(Figure data in JSON)
◆ ◆ ◆ ◆ ◆ ◆ ◆

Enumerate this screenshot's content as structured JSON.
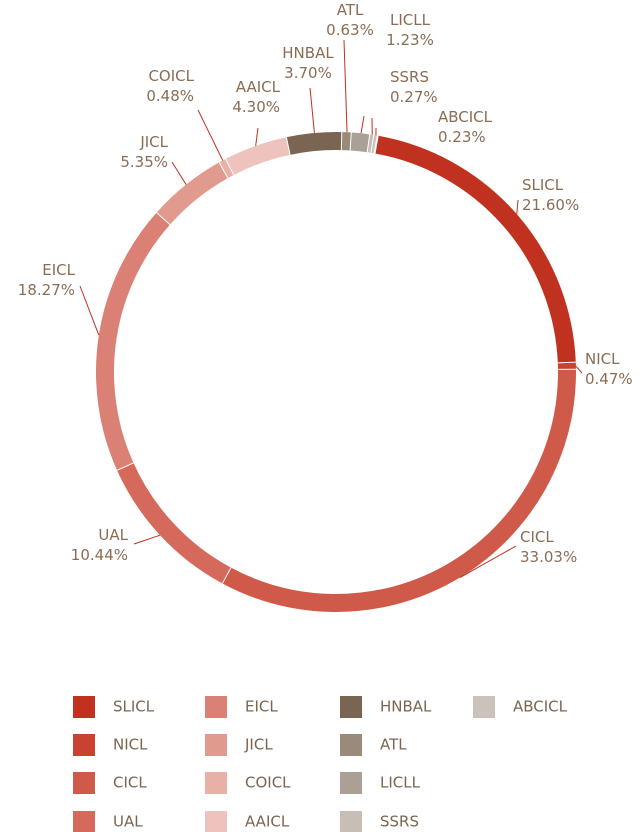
{
  "chart_data": {
    "type": "donut",
    "categories": [
      "SLICL",
      "NICL",
      "CICL",
      "UAL",
      "EICL",
      "JICL",
      "COICL",
      "AAICL",
      "HNBAL",
      "ATL",
      "LICLL",
      "SSRS",
      "ABCICL"
    ],
    "values": [
      21.6,
      0.47,
      33.03,
      10.44,
      18.27,
      5.35,
      0.48,
      4.3,
      3.7,
      0.63,
      1.23,
      0.27,
      0.23
    ],
    "value_labels": [
      "21.60%",
      "0.47%",
      "33.03%",
      "10.44%",
      "18.27%",
      "5.35%",
      "0.48%",
      "4.30%",
      "3.70%",
      "0.63%",
      "1.23%",
      "0.27%",
      "0.23%"
    ],
    "colors": [
      "#c0311f",
      "#c9412f",
      "#d05a4a",
      "#d56a5c",
      "#da8074",
      "#e09a8e",
      "#e8b0a6",
      "#efc3bd",
      "#7a6552",
      "#9a8a7a",
      "#aba095",
      "#c7beb5",
      "#cbc3bb"
    ],
    "legend": true
  }
}
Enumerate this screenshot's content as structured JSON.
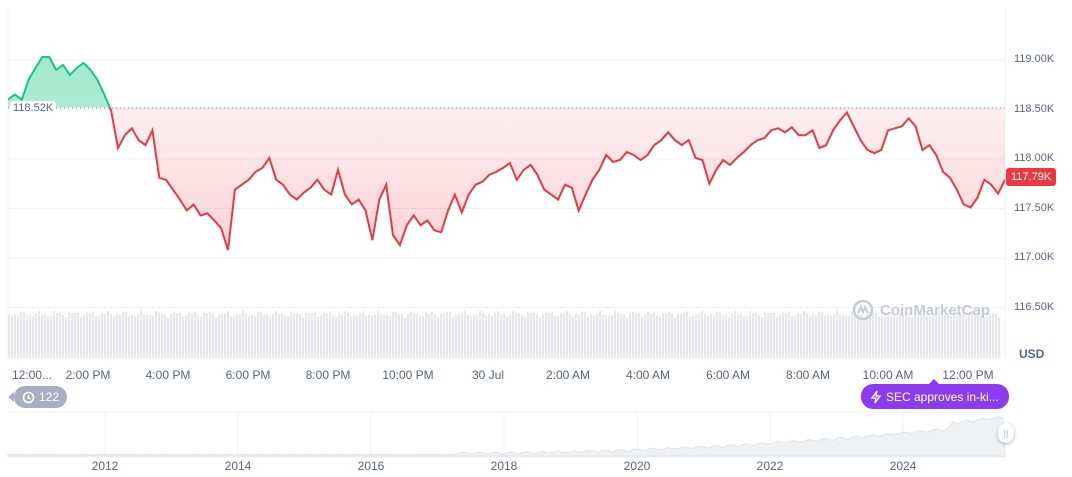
{
  "chart_data": {
    "type": "line",
    "currency": "USD",
    "y_ticks": [
      "119.00K",
      "118.50K",
      "118.00K",
      "117.50K",
      "117.00K",
      "116.50K"
    ],
    "ylim_k": [
      116.4,
      119.5
    ],
    "x_ticks": [
      "12:00...",
      "2:00 PM",
      "4:00 PM",
      "6:00 PM",
      "8:00 PM",
      "10:00 PM",
      "30 Jul",
      "2:00 AM",
      "4:00 AM",
      "6:00 AM",
      "8:00 AM",
      "10:00 AM",
      "12:00 PM"
    ],
    "baseline_k": 118.52,
    "baseline_label": "118.52K",
    "current_price_label": "117.79K",
    "colors": {
      "up": "#16c784",
      "down": "#ea3943",
      "accent": "#8c3cf0"
    },
    "grid": true,
    "values_k": [
      118.6,
      118.65,
      118.6,
      118.8,
      118.92,
      119.03,
      119.03,
      118.9,
      118.95,
      118.85,
      118.92,
      118.97,
      118.9,
      118.8,
      118.65,
      118.49,
      118.11,
      118.24,
      118.31,
      118.19,
      118.14,
      118.29,
      117.81,
      117.79,
      117.69,
      117.59,
      117.48,
      117.54,
      117.43,
      117.45,
      117.38,
      117.3,
      117.08,
      117.69,
      117.74,
      117.79,
      117.87,
      117.91,
      118.01,
      117.79,
      117.74,
      117.64,
      117.59,
      117.66,
      117.71,
      117.79,
      117.69,
      117.64,
      117.89,
      117.64,
      117.54,
      117.59,
      117.48,
      117.18,
      117.59,
      117.74,
      117.23,
      117.13,
      117.33,
      117.43,
      117.33,
      117.38,
      117.28,
      117.26,
      117.48,
      117.64,
      117.46,
      117.64,
      117.74,
      117.77,
      117.84,
      117.87,
      117.91,
      117.96,
      117.79,
      117.89,
      117.94,
      117.84,
      117.69,
      117.64,
      117.59,
      117.74,
      117.71,
      117.48,
      117.64,
      117.79,
      117.89,
      118.04,
      117.97,
      117.99,
      118.07,
      118.04,
      117.99,
      118.04,
      118.14,
      118.19,
      118.27,
      118.19,
      118.14,
      118.19,
      118.01,
      117.99,
      117.75,
      117.89,
      117.99,
      117.94,
      118.01,
      118.07,
      118.14,
      118.19,
      118.21,
      118.29,
      118.31,
      118.27,
      118.32,
      118.24,
      118.24,
      118.29,
      118.11,
      118.14,
      118.29,
      118.39,
      118.47,
      118.33,
      118.19,
      118.09,
      118.06,
      118.09,
      118.29,
      118.31,
      118.33,
      118.41,
      118.33,
      118.09,
      118.14,
      118.04,
      117.87,
      117.81,
      117.69,
      117.54,
      117.51,
      117.61,
      117.79,
      117.74,
      117.65,
      117.79
    ]
  },
  "navigator": {
    "years": [
      "2012",
      "2014",
      "2016",
      "2018",
      "2020",
      "2022",
      "2024"
    ]
  },
  "history_badge": {
    "count": "122",
    "icon": "history-icon"
  },
  "news": {
    "label": "SEC approves in-ki...",
    "icon": "lightning-icon"
  },
  "watermark": "CoinMarketCap",
  "currency_label": "USD"
}
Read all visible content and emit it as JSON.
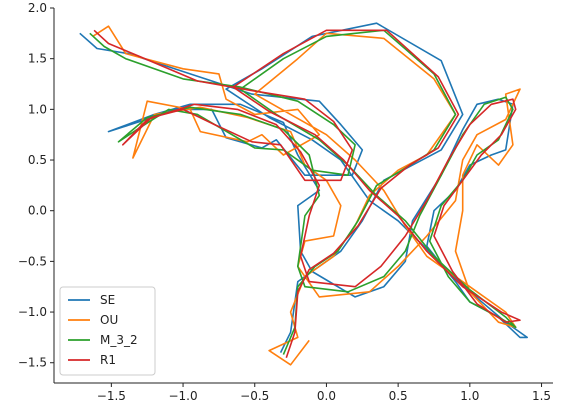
{
  "chart_data": {
    "type": "line",
    "title": "",
    "xlabel": "",
    "ylabel": "",
    "xlim": [
      -1.9,
      1.58
    ],
    "ylim": [
      -1.7,
      2.0
    ],
    "xticks": [
      -1.5,
      -1.0,
      -0.5,
      0.0,
      0.5,
      1.0,
      1.5
    ],
    "xtick_labels": [
      "−1.5",
      "−1.0",
      "−0.5",
      "0.0",
      "0.5",
      "1.0",
      "1.5"
    ],
    "yticks": [
      -1.5,
      -1.0,
      -0.5,
      0.0,
      0.5,
      1.0,
      1.5,
      2.0
    ],
    "ytick_labels": [
      "−1.5",
      "−1.0",
      "−0.5",
      "0.0",
      "0.5",
      "1.0",
      "1.5",
      "2.0"
    ],
    "grid": false,
    "legend_position": "lower-left",
    "series": [
      {
        "name": "SE",
        "color": "#1f77b4",
        "points": [
          [
            -1.72,
            1.75
          ],
          [
            -1.6,
            1.6
          ],
          [
            -1.38,
            1.55
          ],
          [
            -0.95,
            1.35
          ],
          [
            -0.52,
            1.15
          ],
          [
            -0.05,
            1.08
          ],
          [
            0.1,
            0.85
          ],
          [
            0.25,
            0.6
          ],
          [
            0.18,
            0.35
          ],
          [
            -0.15,
            0.35
          ],
          [
            -0.35,
            0.7
          ],
          [
            -0.45,
            0.62
          ],
          [
            -0.7,
            0.72
          ],
          [
            -0.8,
            1.0
          ],
          [
            -1.05,
            1.0
          ],
          [
            -1.3,
            0.88
          ],
          [
            -1.52,
            0.78
          ],
          [
            -1.2,
            0.95
          ],
          [
            -0.95,
            1.05
          ],
          [
            -0.6,
            1.05
          ],
          [
            -0.3,
            0.87
          ],
          [
            -0.2,
            0.55
          ],
          [
            -0.05,
            0.2
          ],
          [
            -0.2,
            0.05
          ],
          [
            -0.18,
            -0.4
          ],
          [
            -0.1,
            -0.6
          ],
          [
            0.2,
            -0.85
          ],
          [
            0.4,
            -0.75
          ],
          [
            0.55,
            -0.5
          ],
          [
            0.6,
            -0.1
          ],
          [
            0.8,
            0.35
          ],
          [
            0.95,
            0.8
          ],
          [
            1.05,
            1.05
          ],
          [
            1.2,
            1.1
          ],
          [
            1.3,
            1.05
          ],
          [
            1.25,
            0.6
          ],
          [
            1.15,
            0.55
          ],
          [
            1.0,
            0.45
          ],
          [
            0.9,
            0.2
          ],
          [
            0.75,
            0.0
          ],
          [
            0.7,
            -0.35
          ],
          [
            0.9,
            -0.7
          ],
          [
            1.0,
            -0.9
          ],
          [
            1.2,
            -1.05
          ],
          [
            1.35,
            -1.25
          ],
          [
            1.4,
            -1.25
          ],
          [
            1.25,
            -1.1
          ],
          [
            1.0,
            -0.8
          ],
          [
            0.75,
            -0.45
          ],
          [
            0.5,
            -0.1
          ],
          [
            0.3,
            0.1
          ],
          [
            0.1,
            0.5
          ],
          [
            -0.1,
            0.7
          ],
          [
            -0.4,
            0.92
          ],
          [
            -0.7,
            1.2
          ],
          [
            -0.45,
            1.4
          ],
          [
            -0.1,
            1.72
          ],
          [
            0.35,
            1.85
          ],
          [
            0.8,
            1.48
          ],
          [
            0.95,
            0.95
          ],
          [
            0.8,
            0.6
          ],
          [
            0.6,
            0.45
          ],
          [
            0.4,
            0.3
          ],
          [
            0.25,
            -0.1
          ],
          [
            0.1,
            -0.4
          ],
          [
            -0.05,
            -0.55
          ],
          [
            -0.2,
            -0.7
          ],
          [
            -0.25,
            -1.2
          ],
          [
            -0.32,
            -1.4
          ]
        ]
      },
      {
        "name": "OU",
        "color": "#ff7f0e",
        "points": [
          [
            -1.63,
            1.72
          ],
          [
            -1.52,
            1.82
          ],
          [
            -1.4,
            1.55
          ],
          [
            -1.0,
            1.4
          ],
          [
            -0.75,
            1.35
          ],
          [
            -0.7,
            1.1
          ],
          [
            -0.5,
            0.95
          ],
          [
            -0.2,
            1.0
          ],
          [
            -0.05,
            0.75
          ],
          [
            -0.3,
            0.55
          ],
          [
            -0.45,
            0.75
          ],
          [
            -0.55,
            0.68
          ],
          [
            -0.88,
            0.78
          ],
          [
            -0.95,
            1.0
          ],
          [
            -1.25,
            1.08
          ],
          [
            -1.35,
            0.52
          ],
          [
            -1.2,
            0.95
          ],
          [
            -0.88,
            1.02
          ],
          [
            -0.55,
            0.92
          ],
          [
            -0.25,
            0.78
          ],
          [
            -0.15,
            0.45
          ],
          [
            0.0,
            0.3
          ],
          [
            0.1,
            0.05
          ],
          [
            0.05,
            -0.25
          ],
          [
            -0.15,
            -0.3
          ],
          [
            -0.2,
            -0.55
          ],
          [
            -0.05,
            -0.85
          ],
          [
            0.3,
            -0.8
          ],
          [
            0.5,
            -0.55
          ],
          [
            0.7,
            -0.25
          ],
          [
            0.9,
            0.1
          ],
          [
            0.95,
            0.5
          ],
          [
            1.05,
            0.75
          ],
          [
            1.25,
            0.9
          ],
          [
            1.35,
            1.2
          ],
          [
            1.25,
            1.15
          ],
          [
            1.3,
            0.65
          ],
          [
            1.2,
            0.45
          ],
          [
            1.05,
            0.65
          ],
          [
            0.95,
            0.35
          ],
          [
            0.95,
            0.0
          ],
          [
            0.9,
            -0.4
          ],
          [
            1.0,
            -0.8
          ],
          [
            1.2,
            -1.1
          ],
          [
            1.32,
            -1.15
          ],
          [
            1.25,
            -1.0
          ],
          [
            1.0,
            -0.75
          ],
          [
            0.7,
            -0.45
          ],
          [
            0.55,
            -0.15
          ],
          [
            0.4,
            0.2
          ],
          [
            0.2,
            0.5
          ],
          [
            0.0,
            0.75
          ],
          [
            -0.25,
            0.95
          ],
          [
            -0.5,
            1.15
          ],
          [
            -0.2,
            1.5
          ],
          [
            0.0,
            1.75
          ],
          [
            0.4,
            1.7
          ],
          [
            0.75,
            1.3
          ],
          [
            0.9,
            0.95
          ],
          [
            0.7,
            0.55
          ],
          [
            0.5,
            0.4
          ],
          [
            0.3,
            0.15
          ],
          [
            0.2,
            -0.15
          ],
          [
            0.05,
            -0.45
          ],
          [
            -0.15,
            -0.65
          ],
          [
            -0.25,
            -1.0
          ],
          [
            -0.2,
            -1.25
          ],
          [
            -0.4,
            -1.38
          ],
          [
            -0.25,
            -1.52
          ],
          [
            -0.12,
            -1.28
          ]
        ]
      },
      {
        "name": "M_3_2",
        "color": "#2ca02c",
        "points": [
          [
            -1.65,
            1.75
          ],
          [
            -1.55,
            1.62
          ],
          [
            -1.4,
            1.5
          ],
          [
            -1.0,
            1.3
          ],
          [
            -0.6,
            1.22
          ],
          [
            -0.2,
            1.08
          ],
          [
            0.05,
            0.85
          ],
          [
            0.2,
            0.65
          ],
          [
            0.15,
            0.35
          ],
          [
            -0.1,
            0.4
          ],
          [
            -0.3,
            0.6
          ],
          [
            -0.5,
            0.62
          ],
          [
            -0.72,
            0.8
          ],
          [
            -0.9,
            0.95
          ],
          [
            -1.1,
            1.0
          ],
          [
            -1.3,
            0.82
          ],
          [
            -1.45,
            0.68
          ],
          [
            -1.25,
            0.92
          ],
          [
            -0.95,
            1.02
          ],
          [
            -0.6,
            0.95
          ],
          [
            -0.3,
            0.8
          ],
          [
            -0.12,
            0.55
          ],
          [
            -0.05,
            0.15
          ],
          [
            -0.15,
            -0.05
          ],
          [
            -0.2,
            -0.55
          ],
          [
            -0.15,
            -0.75
          ],
          [
            0.15,
            -0.8
          ],
          [
            0.4,
            -0.65
          ],
          [
            0.55,
            -0.4
          ],
          [
            0.65,
            -0.05
          ],
          [
            0.8,
            0.35
          ],
          [
            0.95,
            0.75
          ],
          [
            1.1,
            1.05
          ],
          [
            1.25,
            1.12
          ],
          [
            1.3,
            1.0
          ],
          [
            1.2,
            0.7
          ],
          [
            1.05,
            0.55
          ],
          [
            0.95,
            0.3
          ],
          [
            0.8,
            0.05
          ],
          [
            0.72,
            -0.3
          ],
          [
            0.85,
            -0.65
          ],
          [
            1.0,
            -0.9
          ],
          [
            1.2,
            -1.05
          ],
          [
            1.32,
            -1.15
          ],
          [
            1.25,
            -1.05
          ],
          [
            1.0,
            -0.78
          ],
          [
            0.75,
            -0.45
          ],
          [
            0.55,
            -0.1
          ],
          [
            0.35,
            0.15
          ],
          [
            0.15,
            0.45
          ],
          [
            -0.05,
            0.7
          ],
          [
            -0.35,
            0.95
          ],
          [
            -0.6,
            1.2
          ],
          [
            -0.3,
            1.5
          ],
          [
            0.0,
            1.72
          ],
          [
            0.4,
            1.78
          ],
          [
            0.75,
            1.35
          ],
          [
            0.9,
            0.95
          ],
          [
            0.75,
            0.6
          ],
          [
            0.55,
            0.42
          ],
          [
            0.35,
            0.25
          ],
          [
            0.22,
            -0.1
          ],
          [
            0.08,
            -0.4
          ],
          [
            -0.08,
            -0.55
          ],
          [
            -0.2,
            -0.75
          ],
          [
            -0.22,
            -1.15
          ],
          [
            -0.3,
            -1.42
          ]
        ]
      },
      {
        "name": "R1",
        "color": "#d62728",
        "points": [
          [
            -1.62,
            1.78
          ],
          [
            -1.52,
            1.65
          ],
          [
            -1.3,
            1.52
          ],
          [
            -0.9,
            1.28
          ],
          [
            -0.5,
            1.18
          ],
          [
            -0.15,
            1.1
          ],
          [
            0.05,
            0.88
          ],
          [
            0.18,
            0.6
          ],
          [
            0.1,
            0.3
          ],
          [
            -0.15,
            0.3
          ],
          [
            -0.32,
            0.65
          ],
          [
            -0.52,
            0.68
          ],
          [
            -0.78,
            0.85
          ],
          [
            -1.0,
            1.0
          ],
          [
            -1.22,
            0.92
          ],
          [
            -1.42,
            0.65
          ],
          [
            -1.25,
            0.9
          ],
          [
            -0.92,
            1.05
          ],
          [
            -0.62,
            1.0
          ],
          [
            -0.35,
            0.85
          ],
          [
            -0.18,
            0.58
          ],
          [
            -0.05,
            0.25
          ],
          [
            -0.12,
            -0.05
          ],
          [
            -0.18,
            -0.45
          ],
          [
            -0.12,
            -0.7
          ],
          [
            0.2,
            -0.75
          ],
          [
            0.38,
            -0.55
          ],
          [
            0.55,
            -0.25
          ],
          [
            0.7,
            0.1
          ],
          [
            0.85,
            0.5
          ],
          [
            1.0,
            0.85
          ],
          [
            1.15,
            1.05
          ],
          [
            1.3,
            1.1
          ],
          [
            1.32,
            1.0
          ],
          [
            1.22,
            0.75
          ],
          [
            1.08,
            0.55
          ],
          [
            0.95,
            0.3
          ],
          [
            0.82,
            0.05
          ],
          [
            0.75,
            -0.25
          ],
          [
            0.88,
            -0.6
          ],
          [
            1.05,
            -0.92
          ],
          [
            1.25,
            -1.1
          ],
          [
            1.35,
            -1.08
          ],
          [
            1.22,
            -1.0
          ],
          [
            0.95,
            -0.75
          ],
          [
            0.7,
            -0.4
          ],
          [
            0.5,
            -0.05
          ],
          [
            0.3,
            0.2
          ],
          [
            0.12,
            0.5
          ],
          [
            -0.08,
            0.75
          ],
          [
            -0.4,
            0.98
          ],
          [
            -0.65,
            1.22
          ],
          [
            -0.3,
            1.55
          ],
          [
            0.0,
            1.78
          ],
          [
            0.42,
            1.78
          ],
          [
            0.78,
            1.32
          ],
          [
            0.92,
            0.95
          ],
          [
            0.78,
            0.62
          ],
          [
            0.58,
            0.45
          ],
          [
            0.38,
            0.22
          ],
          [
            0.22,
            -0.15
          ],
          [
            0.05,
            -0.42
          ],
          [
            -0.12,
            -0.58
          ],
          [
            -0.2,
            -0.8
          ],
          [
            -0.22,
            -1.2
          ],
          [
            -0.28,
            -1.45
          ]
        ]
      }
    ]
  }
}
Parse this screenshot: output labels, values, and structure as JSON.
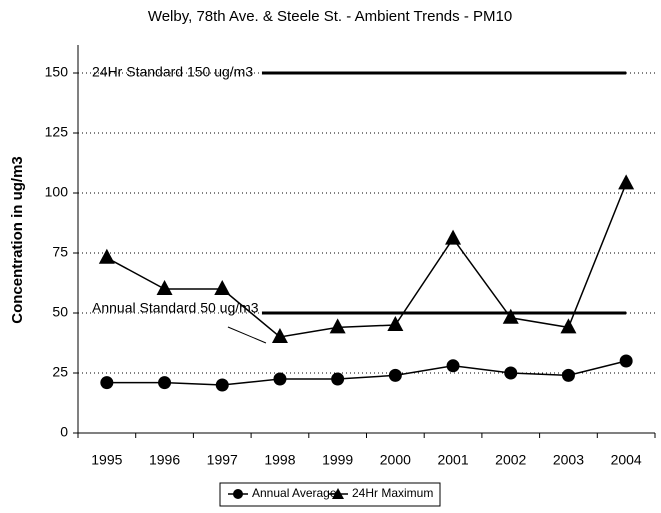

◆ ◆ ◆ ◆ ◆ ◆ ◆

* _WHAT YOU SHOULD DO_
Count up the lines in the listing that hold the word "icon", and give that number only.

* _CORRECT ANSWER_
2